Extracted data entries:
--- Start ---
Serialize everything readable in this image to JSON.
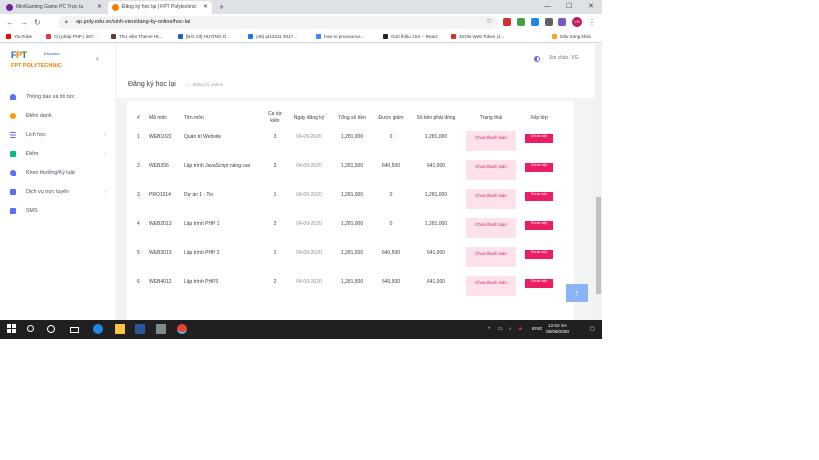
{
  "browser": {
    "tabs": [
      {
        "title": "MiniGaming Game PC Trực tu",
        "favicon_color": "#7b1fa2"
      },
      {
        "title": "Đăng ký học lại | FPT Polytechnic",
        "favicon_color": "#f57c00"
      }
    ],
    "url": "ap.poly.edu.vn/sinh-vien/dang-ky-online/hoc-lai",
    "profile_initials": "VG"
  },
  "bookmarks": [
    {
      "label": "YouTube",
      "color": "#ff0000"
    },
    {
      "label": "Cú pháp PHP | 287...",
      "color": "#e53935"
    },
    {
      "label": "Thư viện Theme Ht...",
      "color": "#5d4037"
    },
    {
      "label": "[BÀI 23] HƯỚNG D...",
      "color": "#1565c0"
    },
    {
      "label": "(46) pt12311 2017...",
      "color": "#1877f2"
    },
    {
      "label": "how to pronounce...",
      "color": "#4285f4"
    },
    {
      "label": "Giới thiệu JSX – React",
      "color": "#222222"
    },
    {
      "label": "JSON Web Token (J...",
      "color": "#d32f2f"
    },
    {
      "label": "Dấu trang khác",
      "color": "#f9a825"
    }
  ],
  "sidebar": {
    "logo": {
      "main": "FPT",
      "education": "Education",
      "sub": "FPT POLYTECHNIC"
    },
    "items": [
      {
        "label": "Thông báo và tin tức",
        "icon": "bell-icon",
        "color": "#5b6ef5",
        "has_children": false
      },
      {
        "label": "Điểm danh",
        "icon": "user-check-icon",
        "color": "#f59e0b",
        "has_children": false
      },
      {
        "label": "Lịch học",
        "icon": "list-icon",
        "color": "#5b6ef5",
        "has_children": true
      },
      {
        "label": "Điểm",
        "icon": "chart-icon",
        "color": "#10b981",
        "has_children": true
      },
      {
        "label": "Khen thưởng/Kỷ luật",
        "icon": "heart-icon",
        "color": "#5b6ef5",
        "has_children": false
      },
      {
        "label": "Dịch vụ trực tuyến",
        "icon": "grid-icon",
        "color": "#5b6ef5",
        "has_children": true
      },
      {
        "label": "SMS",
        "icon": "message-icon",
        "color": "#5b6ef5",
        "has_children": false
      }
    ]
  },
  "header": {
    "greeting": "Xin chào, VG",
    "page_title": "Đăng ký học lại",
    "breadcrumb": "Đăng ký online"
  },
  "table": {
    "headers": [
      "#",
      "Mã môn",
      "Tên môn",
      "Ca dự kiến",
      "Ngày đăng ký",
      "Tổng số tiền",
      "Được giảm",
      "Số tiền phải đóng",
      "Trạng thái",
      "Xếp lớp"
    ],
    "rows": [
      {
        "no": "1",
        "code": "WEB1022",
        "name": "Quản trị Website",
        "shift": "3",
        "date": "04-09-2020",
        "total": "1,281,000",
        "discount": "0",
        "payable": "1,281,000",
        "status": "Chưa thanh toán",
        "action": "Chưa xếp"
      },
      {
        "no": "2",
        "code": "WEB206",
        "name": "Lập trình JavaScript nâng cao",
        "shift": "3",
        "date": "04-09-2020",
        "total": "1,281,500",
        "discount": "640,500",
        "payable": "641,000",
        "status": "Chưa thanh toán",
        "action": "Chưa xếp"
      },
      {
        "no": "3",
        "code": "PRO1014",
        "name": "Dự án 1 - Tin",
        "shift": "1",
        "date": "04-09-2020",
        "total": "1,281,000",
        "discount": "0",
        "payable": "1,281,000",
        "status": "Chưa thanh toán",
        "action": "Chưa xếp"
      },
      {
        "no": "4",
        "code": "WEB2013",
        "name": "Lập trình PHP 1",
        "shift": "2",
        "date": "04-09-2020",
        "total": "1,281,000",
        "discount": "0",
        "payable": "1,281,000",
        "status": "Chưa thanh toán",
        "action": "Chưa xếp"
      },
      {
        "no": "5",
        "code": "WEB3013",
        "name": "Lập trình PHP 2",
        "shift": "1",
        "date": "04-09-2020",
        "total": "1,281,500",
        "discount": "640,500",
        "payable": "641,000",
        "status": "Chưa thanh toán",
        "action": "Chưa xếp"
      },
      {
        "no": "6",
        "code": "WEB4012",
        "name": "Lập trình PHP3",
        "shift": "2",
        "date": "04-09-2020",
        "total": "1,281,500",
        "discount": "640,500",
        "payable": "641,000",
        "status": "Chưa thanh toán",
        "action": "Chưa xếp"
      }
    ]
  },
  "taskbar": {
    "language": "ENG",
    "time": "12:53 SA",
    "date": "08/09/2020"
  }
}
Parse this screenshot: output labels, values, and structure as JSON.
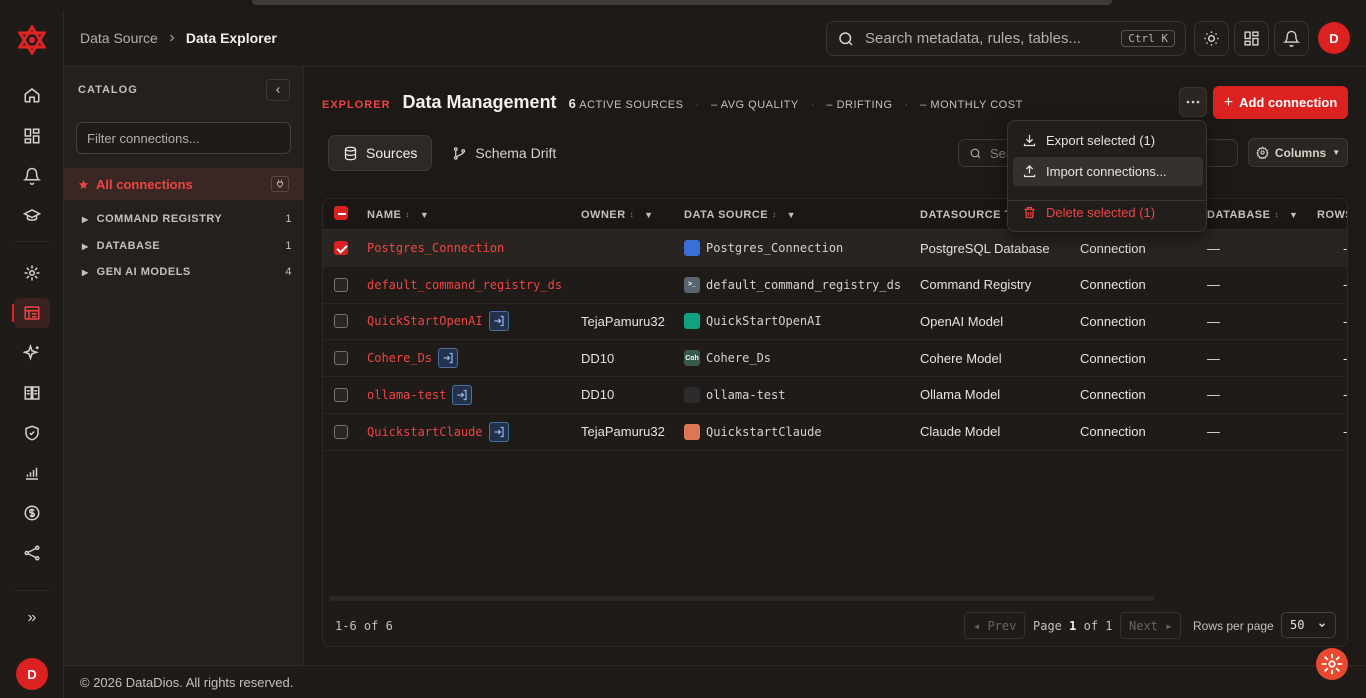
{
  "header": {
    "breadcrumb_parent": "Data Source",
    "breadcrumb_current": "Data Explorer",
    "search_placeholder": "Search metadata, rules, tables...",
    "search_shortcut": "Ctrl K",
    "avatar_initial": "D"
  },
  "rail": {
    "avatar_initial": "D",
    "expand_label": "»"
  },
  "catalog": {
    "title": "CATALOG",
    "filter_placeholder": "Filter connections...",
    "all_connections": "All connections",
    "groups": [
      {
        "label": "COMMAND REGISTRY",
        "count": "1"
      },
      {
        "label": "DATABASE",
        "count": "1"
      },
      {
        "label": "GEN AI MODELS",
        "count": "4"
      }
    ]
  },
  "main": {
    "explorer_tag": "EXPLORER",
    "title": "Data Management",
    "active_sources_count": "6",
    "active_sources_label": "ACTIVE SOURCES",
    "avg_quality": "AVG QUALITY",
    "drifting": "DRIFTING",
    "monthly_cost": "MONTHLY COST",
    "stat_placeholder": "–",
    "add_connection": "Add connection",
    "tabs": [
      {
        "label": "Sources"
      },
      {
        "label": "Schema Drift"
      }
    ],
    "table_search_placeholder": "Sea",
    "columns_button": "Columns"
  },
  "menu": {
    "export": "Export selected (1)",
    "import": "Import connections...",
    "delete": "Delete selected (1)"
  },
  "table": {
    "headers": {
      "name": "NAME",
      "owner": "OWNER",
      "data_source": "DATA SOURCE",
      "datasource_type": "DATASOURCE T",
      "database": "DATABASE",
      "rows": "ROWS"
    },
    "rows": [
      {
        "name": "Postgres_Connection",
        "owner": "",
        "ds": "Postgres_Connection",
        "type": "PostgreSQL Database",
        "kind": "Connection",
        "db": "—",
        "rows": "-",
        "selected": true,
        "login": false,
        "ico_color": "#3b6fd8",
        "ico_text": ""
      },
      {
        "name": "default_command_registry_ds",
        "owner": "",
        "ds": "default_command_registry_ds",
        "type": "Command Registry",
        "kind": "Connection",
        "db": "—",
        "rows": "-",
        "selected": false,
        "login": false,
        "ico_color": "#5b6472",
        "ico_text": ">_"
      },
      {
        "name": "QuickStartOpenAI",
        "owner": "TejaPamuru32",
        "ds": "QuickStartOpenAI",
        "type": "OpenAI Model",
        "kind": "Connection",
        "db": "—",
        "rows": "-",
        "selected": false,
        "login": true,
        "ico_color": "#10a37f",
        "ico_text": ""
      },
      {
        "name": "Cohere_Ds",
        "owner": "DD10",
        "ds": "Cohere_Ds",
        "type": "Cohere Model",
        "kind": "Connection",
        "db": "—",
        "rows": "-",
        "selected": false,
        "login": true,
        "ico_color": "#39594d",
        "ico_text": "Coh"
      },
      {
        "name": "ollama-test",
        "owner": "DD10",
        "ds": "ollama-test",
        "type": "Ollama Model",
        "kind": "Connection",
        "db": "—",
        "rows": "-",
        "selected": false,
        "login": true,
        "ico_color": "#2b2b2b",
        "ico_text": ""
      },
      {
        "name": "QuickstartClaude",
        "owner": "TejaPamuru32",
        "ds": "QuickstartClaude",
        "type": "Claude Model",
        "kind": "Connection",
        "db": "—",
        "rows": "-",
        "selected": false,
        "login": true,
        "ico_color": "#d97757",
        "ico_text": ""
      }
    ],
    "range": "1-6 of 6",
    "prev": "◂ Prev",
    "next": "Next ▸",
    "page_label": "Page",
    "page_current": "1",
    "page_of": "of 1",
    "rows_per_page_label": "Rows per page",
    "rows_per_page": "50"
  },
  "footer": {
    "copyright": "© 2026 DataDios. All rights reserved."
  }
}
--- End ---
PROMPT: Write down every line of the data above that includes the string "connections".

OUTPUT BELOW:
    "filter_placeholder": "Filter connections...",
    "all_connections": "All connections",
    "import": "Import connections...",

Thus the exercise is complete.